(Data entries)
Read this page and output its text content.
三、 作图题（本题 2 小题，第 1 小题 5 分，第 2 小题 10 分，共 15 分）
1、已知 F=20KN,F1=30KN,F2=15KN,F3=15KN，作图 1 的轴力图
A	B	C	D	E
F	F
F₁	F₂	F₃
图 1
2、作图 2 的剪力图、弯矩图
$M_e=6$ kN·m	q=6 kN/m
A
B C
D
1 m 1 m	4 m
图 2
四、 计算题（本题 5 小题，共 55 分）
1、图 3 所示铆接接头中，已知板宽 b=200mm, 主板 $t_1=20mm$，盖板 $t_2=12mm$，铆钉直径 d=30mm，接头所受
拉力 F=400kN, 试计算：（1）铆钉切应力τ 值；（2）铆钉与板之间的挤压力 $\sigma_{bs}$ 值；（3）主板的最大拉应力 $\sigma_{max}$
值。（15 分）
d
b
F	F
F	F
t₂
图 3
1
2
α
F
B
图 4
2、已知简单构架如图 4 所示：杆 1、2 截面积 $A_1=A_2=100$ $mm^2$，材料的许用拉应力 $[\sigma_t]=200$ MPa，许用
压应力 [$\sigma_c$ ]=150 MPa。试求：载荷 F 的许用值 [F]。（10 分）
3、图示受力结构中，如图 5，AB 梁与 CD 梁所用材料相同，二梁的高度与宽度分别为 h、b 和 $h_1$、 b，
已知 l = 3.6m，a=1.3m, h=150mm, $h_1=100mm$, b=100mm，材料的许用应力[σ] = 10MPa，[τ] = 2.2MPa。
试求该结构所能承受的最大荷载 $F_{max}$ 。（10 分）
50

§ **What to do**: Repeat every record exactly as written, please.

§ **Answer below**:
Read this page and output its text content.
三、 作图题（本题 2 小题，第 1 小题 5 分，第 2 小题 10 分，共 15 分）
1、已知 F=20KN,F1=30KN,F2=15KN,F3=15KN，作图 1 的轴力图
A	B	C	D	E
F	F
F₁	F₂	F₃
图 1
2、作图 2 的剪力图、弯矩图
$M_e=6$ kN·m	q=6 kN/m
A
B C
D
1 m 1 m	4 m
图 2
四、 计算题（本题 5 小题，共 55 分）
1、图 3 所示铆接接头中，已知板宽 b=200mm, 主板 $t_1=20mm$，盖板 $t_2=12mm$，铆钉直径 d=30mm，接头所受
拉力 F=400kN, 试计算：（1）铆钉切应力τ 值；（2）铆钉与板之间的挤压力 $\sigma_{bs}$ 值；（3）主板的最大拉应力 $\sigma_{max}$
值。（15 分）
d
b
F	F
F	F
t₂
图 3
1
2
α
F
B
图 4
2、已知简单构架如图 4 所示：杆 1、2 截面积 $A_1=A_2=100$ $mm^2$，材料的许用拉应力 $[\sigma_t]=200$ MPa，许用
压应力 [$\sigma_c$ ]=150 MPa。试求：载荷 F 的许用值 [F]。（10 分）
3、图示受力结构中，如图 5，AB 梁与 CD 梁所用材料相同，二梁的高度与宽度分别为 h、b 和 $h_1$、 b，
已知 l = 3.6m，a=1.3m, h=150mm, $h_1=100mm$, b=100mm，材料的许用应力[σ] = 10MPa，[τ] = 2.2MPa。
试求该结构所能承受的最大荷载 $F_{max}$ 。（10 分）
50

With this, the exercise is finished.